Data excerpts
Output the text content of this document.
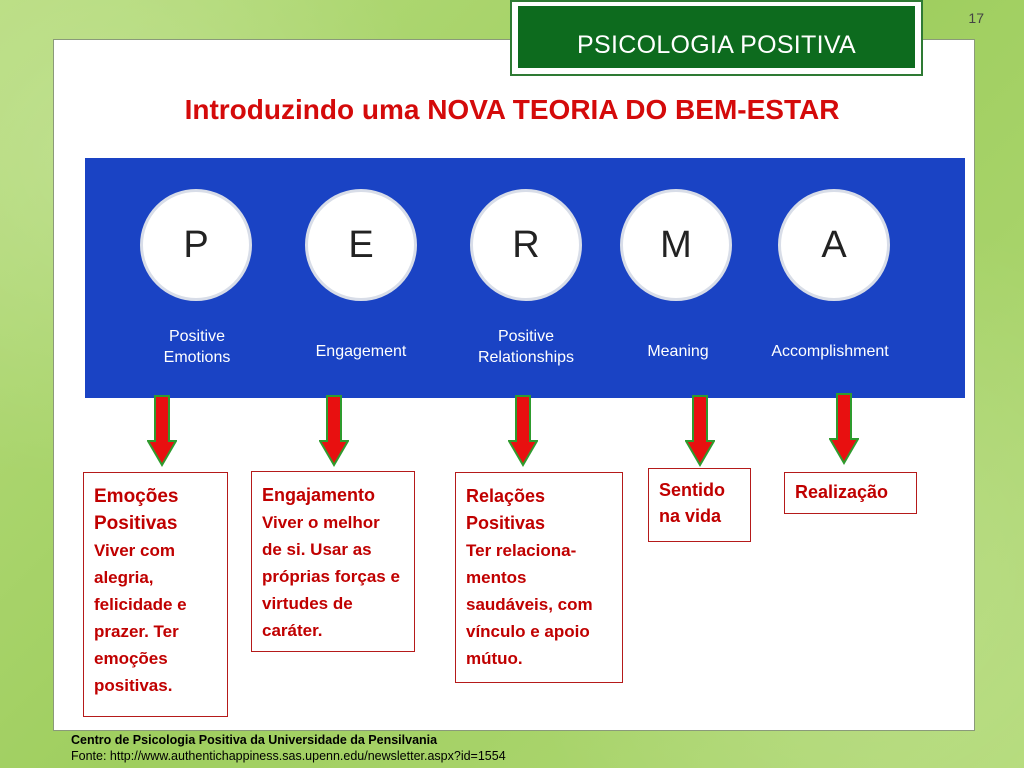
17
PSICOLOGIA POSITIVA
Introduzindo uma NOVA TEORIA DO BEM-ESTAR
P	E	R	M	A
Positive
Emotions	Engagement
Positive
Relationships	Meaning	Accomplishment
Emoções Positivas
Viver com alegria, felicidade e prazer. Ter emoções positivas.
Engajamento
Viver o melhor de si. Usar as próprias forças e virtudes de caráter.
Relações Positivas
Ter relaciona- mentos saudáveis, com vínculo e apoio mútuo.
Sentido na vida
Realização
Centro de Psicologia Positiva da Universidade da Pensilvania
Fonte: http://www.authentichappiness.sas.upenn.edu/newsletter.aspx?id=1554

**Your goal**: Copy out each line exactly, without the pictures.

**Response below**:
Output the text content of this document.
17
PSICOLOGIA POSITIVA
Introduzindo uma NOVA TEORIA DO BEM-ESTAR
P	E	R	M	A
Positive
Emotions	Engagement
Positive
Relationships	Meaning	Accomplishment
Emoções Positivas
Viver com alegria, felicidade e prazer. Ter emoções positivas.
Engajamento
Viver o melhor de si. Usar as próprias forças e virtudes de caráter.
Relações Positivas
Ter relaciona- mentos saudáveis, com vínculo e apoio mútuo.
Sentido na vida
Realização
Centro de Psicologia Positiva da Universidade da Pensilvania
Fonte: http://www.authentichappiness.sas.upenn.edu/newsletter.aspx?id=1554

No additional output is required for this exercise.